Excerpt to read:
3.7Whilst AVTA has supplied evidence to the ACT Training Directorate over a 2-3 year period; our organisation has also acquired anecdotal evidence of similar undertakings over the past 10 years. This anecdotal evidence suggests that the ACT Training Directorate has been informed of limitations of construction union training providers for the past 10 years at least

3.8Quality assurance

The ACT Training Directorate has implemented a number of quality assurance processes in the servicing of ACT apprenticeship markets (ACT Requirements for Apprenticeship delivery) however these are simply ignored.

Relevant examples include:

Training providers who has an apprentice departing from their organisation are required to supply (within 30 days) to the ACT Training Directorate a complete and final testamur of all training and assessment engaged in. In the examples detailed above our organisation has witnessed the following:

  • 30 day time line rarely met, this means that apprentices are engaged in apprenticeship training programs without finalised training contracts.
  • Testamurs supplied are inconsistent with the ACT Training Directorates data (this results in the apprentice, the employer, the previous training organisation, the new training provider and the ACT Training Directorate not knowing what the apprentice has done or is required to complete).

Recorded data:
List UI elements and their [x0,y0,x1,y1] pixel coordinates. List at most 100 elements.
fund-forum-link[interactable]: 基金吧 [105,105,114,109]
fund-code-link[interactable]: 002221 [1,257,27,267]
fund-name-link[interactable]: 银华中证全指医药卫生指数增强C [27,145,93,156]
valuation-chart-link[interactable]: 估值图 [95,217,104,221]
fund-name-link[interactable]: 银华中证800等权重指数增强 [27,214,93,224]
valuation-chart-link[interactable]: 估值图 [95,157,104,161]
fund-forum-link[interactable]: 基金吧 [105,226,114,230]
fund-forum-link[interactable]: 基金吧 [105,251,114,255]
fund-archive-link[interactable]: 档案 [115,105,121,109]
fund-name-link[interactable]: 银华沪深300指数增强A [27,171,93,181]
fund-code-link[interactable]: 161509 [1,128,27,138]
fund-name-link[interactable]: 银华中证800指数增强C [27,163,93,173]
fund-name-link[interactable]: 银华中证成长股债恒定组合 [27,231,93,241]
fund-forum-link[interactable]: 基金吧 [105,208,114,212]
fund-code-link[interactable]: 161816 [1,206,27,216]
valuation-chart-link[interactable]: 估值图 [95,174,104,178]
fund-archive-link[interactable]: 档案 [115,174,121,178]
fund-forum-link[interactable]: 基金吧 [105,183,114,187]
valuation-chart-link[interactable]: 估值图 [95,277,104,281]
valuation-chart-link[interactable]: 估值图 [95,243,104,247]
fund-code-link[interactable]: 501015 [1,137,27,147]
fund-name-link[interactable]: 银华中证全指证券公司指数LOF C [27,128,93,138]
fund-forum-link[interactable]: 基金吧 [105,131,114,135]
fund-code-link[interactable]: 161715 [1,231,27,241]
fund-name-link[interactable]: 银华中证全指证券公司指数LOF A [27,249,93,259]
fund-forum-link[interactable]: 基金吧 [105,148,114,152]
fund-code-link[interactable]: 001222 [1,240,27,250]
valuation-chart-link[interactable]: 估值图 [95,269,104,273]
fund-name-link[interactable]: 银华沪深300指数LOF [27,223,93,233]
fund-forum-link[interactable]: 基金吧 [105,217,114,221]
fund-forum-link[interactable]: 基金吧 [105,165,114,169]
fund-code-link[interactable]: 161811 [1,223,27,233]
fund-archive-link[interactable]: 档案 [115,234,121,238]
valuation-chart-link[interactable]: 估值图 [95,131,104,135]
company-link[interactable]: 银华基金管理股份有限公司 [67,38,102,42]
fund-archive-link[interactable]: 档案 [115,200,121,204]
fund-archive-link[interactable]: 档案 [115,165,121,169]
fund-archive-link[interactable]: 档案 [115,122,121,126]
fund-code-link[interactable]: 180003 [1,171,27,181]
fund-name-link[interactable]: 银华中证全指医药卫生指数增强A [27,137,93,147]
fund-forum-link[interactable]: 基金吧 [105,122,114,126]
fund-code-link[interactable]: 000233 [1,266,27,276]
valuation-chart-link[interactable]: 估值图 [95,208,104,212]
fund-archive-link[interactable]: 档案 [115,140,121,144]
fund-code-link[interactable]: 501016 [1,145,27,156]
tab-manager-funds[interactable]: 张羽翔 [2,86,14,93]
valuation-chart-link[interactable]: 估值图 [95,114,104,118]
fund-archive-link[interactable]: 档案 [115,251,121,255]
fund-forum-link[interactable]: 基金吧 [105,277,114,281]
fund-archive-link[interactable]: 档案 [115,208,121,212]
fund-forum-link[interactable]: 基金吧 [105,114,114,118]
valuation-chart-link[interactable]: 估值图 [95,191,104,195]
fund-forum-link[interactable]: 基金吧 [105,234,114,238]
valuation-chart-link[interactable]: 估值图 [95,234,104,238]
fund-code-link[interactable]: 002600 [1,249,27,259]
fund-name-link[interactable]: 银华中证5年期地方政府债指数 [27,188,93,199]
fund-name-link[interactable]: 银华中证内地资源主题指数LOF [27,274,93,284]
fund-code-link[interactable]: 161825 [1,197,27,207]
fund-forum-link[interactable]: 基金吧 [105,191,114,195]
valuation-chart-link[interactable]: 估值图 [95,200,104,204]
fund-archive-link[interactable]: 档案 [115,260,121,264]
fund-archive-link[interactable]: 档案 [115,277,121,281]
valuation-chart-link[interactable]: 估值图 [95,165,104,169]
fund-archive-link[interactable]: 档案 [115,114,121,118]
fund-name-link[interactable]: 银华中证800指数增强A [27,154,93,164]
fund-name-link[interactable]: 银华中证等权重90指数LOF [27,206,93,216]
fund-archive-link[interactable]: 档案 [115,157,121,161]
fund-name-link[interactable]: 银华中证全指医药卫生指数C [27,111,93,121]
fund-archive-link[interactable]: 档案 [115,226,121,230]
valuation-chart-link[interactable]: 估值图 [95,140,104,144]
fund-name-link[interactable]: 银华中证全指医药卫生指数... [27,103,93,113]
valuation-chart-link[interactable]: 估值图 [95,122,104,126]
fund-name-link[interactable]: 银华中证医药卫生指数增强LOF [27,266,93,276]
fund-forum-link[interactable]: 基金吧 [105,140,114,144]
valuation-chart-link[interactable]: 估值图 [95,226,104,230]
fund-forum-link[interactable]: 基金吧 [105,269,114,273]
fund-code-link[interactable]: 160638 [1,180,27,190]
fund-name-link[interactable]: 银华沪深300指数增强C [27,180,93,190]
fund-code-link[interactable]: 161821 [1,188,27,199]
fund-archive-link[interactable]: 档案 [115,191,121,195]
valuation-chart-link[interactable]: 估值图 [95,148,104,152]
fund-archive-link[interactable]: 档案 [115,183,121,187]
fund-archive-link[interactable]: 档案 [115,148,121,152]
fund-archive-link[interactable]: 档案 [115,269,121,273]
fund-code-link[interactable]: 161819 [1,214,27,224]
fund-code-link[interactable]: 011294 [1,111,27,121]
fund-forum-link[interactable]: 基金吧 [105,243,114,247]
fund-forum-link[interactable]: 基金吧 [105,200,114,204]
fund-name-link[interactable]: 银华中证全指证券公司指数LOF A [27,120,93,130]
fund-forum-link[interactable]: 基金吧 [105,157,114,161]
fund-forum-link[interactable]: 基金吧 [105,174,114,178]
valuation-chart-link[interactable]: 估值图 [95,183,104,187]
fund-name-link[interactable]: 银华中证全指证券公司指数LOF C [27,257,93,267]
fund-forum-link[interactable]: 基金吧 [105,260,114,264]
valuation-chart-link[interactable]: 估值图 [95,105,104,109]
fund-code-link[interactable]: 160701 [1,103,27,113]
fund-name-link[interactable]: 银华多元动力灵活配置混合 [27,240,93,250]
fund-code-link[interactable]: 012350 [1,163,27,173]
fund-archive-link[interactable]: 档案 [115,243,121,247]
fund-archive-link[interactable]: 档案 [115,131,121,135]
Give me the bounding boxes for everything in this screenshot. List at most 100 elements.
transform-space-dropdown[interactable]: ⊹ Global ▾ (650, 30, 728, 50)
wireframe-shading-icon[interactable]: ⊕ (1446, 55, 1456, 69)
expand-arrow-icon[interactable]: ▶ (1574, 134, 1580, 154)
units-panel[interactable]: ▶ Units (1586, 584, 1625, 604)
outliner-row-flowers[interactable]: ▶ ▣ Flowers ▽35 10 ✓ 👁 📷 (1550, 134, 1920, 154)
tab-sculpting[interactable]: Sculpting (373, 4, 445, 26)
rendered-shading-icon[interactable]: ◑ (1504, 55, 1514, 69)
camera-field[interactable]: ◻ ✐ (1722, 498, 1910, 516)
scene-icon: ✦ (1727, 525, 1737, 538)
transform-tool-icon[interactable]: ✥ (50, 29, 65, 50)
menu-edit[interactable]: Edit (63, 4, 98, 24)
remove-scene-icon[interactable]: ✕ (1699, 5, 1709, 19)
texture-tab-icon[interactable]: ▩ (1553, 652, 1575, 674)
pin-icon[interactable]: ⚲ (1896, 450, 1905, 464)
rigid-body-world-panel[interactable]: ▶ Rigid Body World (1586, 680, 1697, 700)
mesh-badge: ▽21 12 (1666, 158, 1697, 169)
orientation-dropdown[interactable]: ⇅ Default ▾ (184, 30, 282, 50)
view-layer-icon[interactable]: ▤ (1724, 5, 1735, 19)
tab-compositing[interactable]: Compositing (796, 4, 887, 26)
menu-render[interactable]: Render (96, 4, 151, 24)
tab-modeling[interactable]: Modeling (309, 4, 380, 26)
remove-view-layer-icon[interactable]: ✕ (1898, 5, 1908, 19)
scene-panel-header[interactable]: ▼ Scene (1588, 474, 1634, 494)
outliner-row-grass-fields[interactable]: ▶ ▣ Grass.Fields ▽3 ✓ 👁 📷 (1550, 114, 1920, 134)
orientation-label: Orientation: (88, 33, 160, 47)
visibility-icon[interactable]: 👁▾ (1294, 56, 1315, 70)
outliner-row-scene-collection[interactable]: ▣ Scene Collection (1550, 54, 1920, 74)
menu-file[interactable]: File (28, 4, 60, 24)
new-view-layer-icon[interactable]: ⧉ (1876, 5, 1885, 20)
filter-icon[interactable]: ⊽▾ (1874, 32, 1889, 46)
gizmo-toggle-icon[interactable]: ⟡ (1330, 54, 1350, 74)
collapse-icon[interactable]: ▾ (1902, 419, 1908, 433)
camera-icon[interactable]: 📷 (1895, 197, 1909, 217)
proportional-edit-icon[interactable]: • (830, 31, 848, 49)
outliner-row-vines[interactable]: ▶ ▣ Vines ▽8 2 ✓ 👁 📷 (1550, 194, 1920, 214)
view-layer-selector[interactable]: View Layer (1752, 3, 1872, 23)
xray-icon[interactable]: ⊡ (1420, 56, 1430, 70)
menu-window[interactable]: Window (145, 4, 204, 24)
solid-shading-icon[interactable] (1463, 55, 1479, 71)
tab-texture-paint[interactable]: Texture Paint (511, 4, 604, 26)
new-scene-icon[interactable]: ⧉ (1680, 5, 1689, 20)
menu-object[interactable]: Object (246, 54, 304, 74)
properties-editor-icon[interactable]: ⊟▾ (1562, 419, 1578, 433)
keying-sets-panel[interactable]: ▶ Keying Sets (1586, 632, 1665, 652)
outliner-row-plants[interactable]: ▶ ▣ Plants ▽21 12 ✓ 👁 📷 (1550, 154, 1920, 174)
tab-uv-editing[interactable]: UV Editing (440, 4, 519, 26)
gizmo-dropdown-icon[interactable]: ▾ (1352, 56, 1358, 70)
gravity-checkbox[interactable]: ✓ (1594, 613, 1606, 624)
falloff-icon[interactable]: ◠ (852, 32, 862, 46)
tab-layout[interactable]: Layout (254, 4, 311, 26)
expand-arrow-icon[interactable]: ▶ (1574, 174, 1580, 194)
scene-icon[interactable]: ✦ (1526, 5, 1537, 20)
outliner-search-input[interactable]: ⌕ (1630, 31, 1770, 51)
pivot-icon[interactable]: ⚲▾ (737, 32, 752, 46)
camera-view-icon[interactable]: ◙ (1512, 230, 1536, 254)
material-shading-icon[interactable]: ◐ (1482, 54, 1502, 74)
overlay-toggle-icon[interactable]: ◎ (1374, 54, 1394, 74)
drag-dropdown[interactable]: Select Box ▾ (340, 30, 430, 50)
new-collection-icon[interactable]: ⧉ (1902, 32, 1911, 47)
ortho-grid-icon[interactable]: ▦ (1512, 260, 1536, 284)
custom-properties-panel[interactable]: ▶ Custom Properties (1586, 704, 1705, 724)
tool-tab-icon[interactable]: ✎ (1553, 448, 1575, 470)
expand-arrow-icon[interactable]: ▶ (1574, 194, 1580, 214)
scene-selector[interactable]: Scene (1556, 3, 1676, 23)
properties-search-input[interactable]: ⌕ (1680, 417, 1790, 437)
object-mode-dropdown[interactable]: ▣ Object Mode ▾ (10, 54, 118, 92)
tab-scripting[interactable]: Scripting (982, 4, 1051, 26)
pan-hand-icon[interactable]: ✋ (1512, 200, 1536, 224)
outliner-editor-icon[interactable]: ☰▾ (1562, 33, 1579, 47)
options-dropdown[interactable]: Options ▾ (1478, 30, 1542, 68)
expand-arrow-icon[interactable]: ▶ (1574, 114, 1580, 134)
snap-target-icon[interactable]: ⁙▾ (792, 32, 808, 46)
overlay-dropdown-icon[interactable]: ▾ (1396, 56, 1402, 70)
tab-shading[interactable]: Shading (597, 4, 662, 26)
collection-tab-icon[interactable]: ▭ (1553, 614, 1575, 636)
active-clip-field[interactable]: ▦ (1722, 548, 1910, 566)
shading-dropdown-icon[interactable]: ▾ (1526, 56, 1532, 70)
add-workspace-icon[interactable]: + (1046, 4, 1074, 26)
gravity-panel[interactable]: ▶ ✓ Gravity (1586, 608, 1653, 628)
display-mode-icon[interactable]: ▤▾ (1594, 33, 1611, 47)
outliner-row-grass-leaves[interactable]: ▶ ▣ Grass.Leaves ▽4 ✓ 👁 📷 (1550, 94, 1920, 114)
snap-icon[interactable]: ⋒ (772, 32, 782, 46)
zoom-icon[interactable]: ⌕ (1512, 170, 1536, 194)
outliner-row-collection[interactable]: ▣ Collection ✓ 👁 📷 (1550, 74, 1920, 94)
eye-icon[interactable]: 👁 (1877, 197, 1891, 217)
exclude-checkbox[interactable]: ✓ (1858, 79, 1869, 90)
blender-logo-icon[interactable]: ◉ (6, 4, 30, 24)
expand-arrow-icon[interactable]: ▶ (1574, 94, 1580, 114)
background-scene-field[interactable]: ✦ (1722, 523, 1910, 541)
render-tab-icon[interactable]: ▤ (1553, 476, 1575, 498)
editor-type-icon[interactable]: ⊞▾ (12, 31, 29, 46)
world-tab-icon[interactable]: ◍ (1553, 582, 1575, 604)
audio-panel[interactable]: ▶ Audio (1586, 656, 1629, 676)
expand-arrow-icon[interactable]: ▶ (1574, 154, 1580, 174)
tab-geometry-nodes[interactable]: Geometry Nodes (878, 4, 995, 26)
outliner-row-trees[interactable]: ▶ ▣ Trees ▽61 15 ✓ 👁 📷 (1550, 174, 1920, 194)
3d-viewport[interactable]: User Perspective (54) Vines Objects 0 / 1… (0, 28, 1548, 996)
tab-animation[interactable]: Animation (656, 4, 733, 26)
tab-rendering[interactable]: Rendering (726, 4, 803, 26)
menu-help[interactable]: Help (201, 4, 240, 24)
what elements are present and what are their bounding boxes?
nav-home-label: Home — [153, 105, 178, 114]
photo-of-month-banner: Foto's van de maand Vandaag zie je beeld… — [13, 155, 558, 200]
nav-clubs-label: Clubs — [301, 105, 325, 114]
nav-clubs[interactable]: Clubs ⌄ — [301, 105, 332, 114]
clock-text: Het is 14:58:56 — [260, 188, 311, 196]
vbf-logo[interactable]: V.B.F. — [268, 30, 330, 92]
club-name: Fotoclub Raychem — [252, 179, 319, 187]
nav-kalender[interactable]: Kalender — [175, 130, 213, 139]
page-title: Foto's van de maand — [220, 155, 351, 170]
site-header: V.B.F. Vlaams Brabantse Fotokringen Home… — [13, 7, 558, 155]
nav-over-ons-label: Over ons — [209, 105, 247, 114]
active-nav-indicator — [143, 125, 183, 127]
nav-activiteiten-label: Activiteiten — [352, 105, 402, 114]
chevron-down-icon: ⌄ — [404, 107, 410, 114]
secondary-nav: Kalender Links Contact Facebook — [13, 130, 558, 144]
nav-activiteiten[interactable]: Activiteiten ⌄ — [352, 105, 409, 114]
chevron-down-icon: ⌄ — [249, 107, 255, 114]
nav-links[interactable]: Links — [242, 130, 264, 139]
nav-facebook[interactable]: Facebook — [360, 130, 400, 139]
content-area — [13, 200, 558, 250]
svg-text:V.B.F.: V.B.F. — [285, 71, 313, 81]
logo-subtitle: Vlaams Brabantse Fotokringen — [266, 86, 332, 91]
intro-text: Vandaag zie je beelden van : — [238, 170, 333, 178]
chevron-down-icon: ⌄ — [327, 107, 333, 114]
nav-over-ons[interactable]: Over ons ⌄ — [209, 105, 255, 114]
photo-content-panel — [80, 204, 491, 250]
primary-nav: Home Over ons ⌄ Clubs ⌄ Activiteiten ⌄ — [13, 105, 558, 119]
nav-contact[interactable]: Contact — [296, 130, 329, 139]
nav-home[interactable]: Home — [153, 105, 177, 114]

What to work on:
1. From the apprenticeship training submission, write out the passage that begins at the words "The ACT Training Directorate has implemented" and stops after the words "finalised training contracts.".
2. Carry on the apprenticeship training submission from where it stops.

Answers by task:
1.
The ACT Training Directorate has implemented a number of quality assurance processes in the servicing of ACT apprenticeship markets (ACT Requirements for Apprenticeship delivery) however these are simply ignored.

Relevant examples include:

Training providers who has an apprentice departing from their organisation are required to supply (within 30 days) to the ACT Training Directorate a complete and final testamur of all training and assessment engaged in. In the examples detailed above our organisation has witnessed the following:

  • 30 day time line rarely met, this means that apprentices are engaged in apprenticeship training programs without finalised training contracts.

2.
  • Construction industry apprenticeship training often requires an appropriate sequence of training (typically units associated with work health and safety is required to be completed first). Testamurs that reflect completion of construction training requirements with no safety training completed are non-compliant with training package requirements and the VET quality framework. This is a common observation

Training providers are required to concurrently complete a record of training and assessments completed and maintain a copy for both themselves and the apprentice, this is rarely if never completed by construction union training providers and impacts on bullet point 2 above.

Canberra Institute of Technology at the top of the ACT Training Directorates pyramid

The ACT Training Directorate has historically shown a propensity to engage staff from the Canberra Institute of Technology (CIT) into its senior executive roles. Obviously there is an element of simplicity to this, to transfer a Government employee but this simplicity creates extensive cost and inconvenience for private training providers as these transferring executives have no concept on managing and supporting private providers due to lack of experience and willingness to develop professionally to understand the more complete VET market space.

In the past 6 months AVTA has acquired approximately 30 apprentices from CIT en-route from a failed union provider. Each apprentice has tabled extensive dissatisfaction and exclusion from their current apprenticeship contract (CIT) and previous training contract (failed union provider). During this 6 month period our organisation has

  1. Been evicted from commercial space owned by CIT under a no competition clause.
  2. Had a unsuccessful funding application with the ACT Training Directorate with advice that other organisations rated more highly than ours (CIT was a successful recipient). It is noted that if CIT do not apply for funding they are typically engaged to assess the applications.
  3. Had to adopt to a new contractual obligation which now requires our organisation to provide written advice to CIT if an apprentice wants to leave their organisation and CIT are given a time frame to rectify the apprentice situation (this is just for us)
  4. Sent commercial in confidence information to the ACT Training Directorate (apprentice) via what was assumed to be a secure server/e-mail for the ACT Training Directorate address but identified that the information was sent directly to a CIT server/e-mail address

What’s happening now?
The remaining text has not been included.